TASK DESCRIPTION: Reproduce every entry in the listing without alteration.

ENTRIES SHOWN:
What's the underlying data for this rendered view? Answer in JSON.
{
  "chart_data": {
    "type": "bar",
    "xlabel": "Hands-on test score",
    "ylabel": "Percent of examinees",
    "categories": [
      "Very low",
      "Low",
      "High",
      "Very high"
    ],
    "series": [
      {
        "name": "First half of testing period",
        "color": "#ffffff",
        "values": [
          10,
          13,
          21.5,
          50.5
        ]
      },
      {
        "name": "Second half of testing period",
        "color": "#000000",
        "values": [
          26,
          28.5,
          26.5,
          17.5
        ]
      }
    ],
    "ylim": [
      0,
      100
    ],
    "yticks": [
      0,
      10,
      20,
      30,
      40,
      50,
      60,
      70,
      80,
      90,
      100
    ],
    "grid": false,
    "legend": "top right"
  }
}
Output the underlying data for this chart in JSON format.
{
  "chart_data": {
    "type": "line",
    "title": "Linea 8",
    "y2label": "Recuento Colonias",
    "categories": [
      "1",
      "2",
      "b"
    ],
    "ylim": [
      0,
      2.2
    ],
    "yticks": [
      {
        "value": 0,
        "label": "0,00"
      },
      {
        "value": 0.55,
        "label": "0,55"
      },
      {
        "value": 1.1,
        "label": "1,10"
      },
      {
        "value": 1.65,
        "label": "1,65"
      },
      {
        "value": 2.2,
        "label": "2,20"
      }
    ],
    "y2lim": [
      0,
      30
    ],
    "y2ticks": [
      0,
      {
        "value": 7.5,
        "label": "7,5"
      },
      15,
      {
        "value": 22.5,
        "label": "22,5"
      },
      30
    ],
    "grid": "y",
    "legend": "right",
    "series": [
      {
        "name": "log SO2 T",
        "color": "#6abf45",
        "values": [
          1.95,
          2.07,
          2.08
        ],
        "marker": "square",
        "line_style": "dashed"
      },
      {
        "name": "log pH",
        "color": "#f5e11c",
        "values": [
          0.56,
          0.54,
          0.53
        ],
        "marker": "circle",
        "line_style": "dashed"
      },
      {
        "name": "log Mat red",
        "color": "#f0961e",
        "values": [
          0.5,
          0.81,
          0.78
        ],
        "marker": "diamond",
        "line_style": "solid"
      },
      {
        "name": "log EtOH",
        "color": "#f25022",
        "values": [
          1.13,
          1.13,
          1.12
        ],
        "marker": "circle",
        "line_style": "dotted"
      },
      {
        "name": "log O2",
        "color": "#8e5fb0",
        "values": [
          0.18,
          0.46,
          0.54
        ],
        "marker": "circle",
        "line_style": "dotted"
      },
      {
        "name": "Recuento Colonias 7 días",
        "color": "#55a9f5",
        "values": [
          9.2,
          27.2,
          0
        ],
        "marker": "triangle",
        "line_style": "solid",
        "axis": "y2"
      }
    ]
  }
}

EXERCISE RESPONSE:
What's the underlying data for this rendered view? Answer in JSON.
{
  "chart_data": {
    "type": "bar",
    "xlabel": "Hands-on test score",
    "ylabel": "Percent of examinees",
    "categories": [
      "Very low",
      "Low",
      "High",
      "Very high"
    ],
    "series": [
      {
        "name": "First half of testing period",
        "color": "#ffffff",
        "values": [
          10,
          13,
          21.5,
          50.5
        ]
      },
      {
        "name": "Second half of testing period",
        "color": "#000000",
        "values": [
          26,
          28.5,
          26.5,
          17.5
        ]
      }
    ],
    "ylim": [
      0,
      100
    ],
    "yticks": [
      0,
      10,
      20,
      30,
      40,
      50,
      60,
      70,
      80,
      90,
      100
    ],
    "grid": false,
    "legend": "top right"
  }
}
Output the underlying data for this chart in JSON format.
{
  "chart_data": {
    "type": "line",
    "title": "Linea 8",
    "y2label": "Recuento Colonias",
    "categories": [
      "1",
      "2",
      "b"
    ],
    "ylim": [
      0,
      2.2
    ],
    "yticks": [
      {
        "value": 0,
        "label": "0,00"
      },
      {
        "value": 0.55,
        "label": "0,55"
      },
      {
        "value": 1.1,
        "label": "1,10"
      },
      {
        "value": 1.65,
        "label": "1,65"
      },
      {
        "value": 2.2,
        "label": "2,20"
      }
    ],
    "y2lim": [
      0,
      30
    ],
    "y2ticks": [
      0,
      {
        "value": 7.5,
        "label": "7,5"
      },
      15,
      {
        "value": 22.5,
        "label": "22,5"
      },
      30
    ],
    "grid": "y",
    "legend": "right",
    "series": [
      {
        "name": "log SO2 T",
        "color": "#6abf45",
        "values": [
          1.95,
          2.07,
          2.08
        ],
        "marker": "square",
        "line_style": "dashed"
      },
      {
        "name": "log pH",
        "color": "#f5e11c",
        "values": [
          0.56,
          0.54,
          0.53
        ],
        "marker": "circle",
        "line_style": "dashed"
      },
      {
        "name": "log Mat red",
        "color": "#f0961e",
        "values": [
          0.5,
          0.81,
          0.78
        ],
        "marker": "diamond",
        "line_style": "solid"
      },
      {
        "name": "log EtOH",
        "color": "#f25022",
        "values": [
          1.13,
          1.13,
          1.12
        ],
        "marker": "circle",
        "line_style": "dotted"
      },
      {
        "name": "log O2",
        "color": "#8e5fb0",
        "values": [
          0.18,
          0.46,
          0.54
        ],
        "marker": "circle",
        "line_style": "dotted"
      },
      {
        "name": "Recuento Colonias 7 días",
        "color": "#55a9f5",
        "values": [
          9.2,
          27.2,
          0
        ],
        "marker": "triangle",
        "line_style": "solid",
        "axis": "y2"
      }
    ]
  }
}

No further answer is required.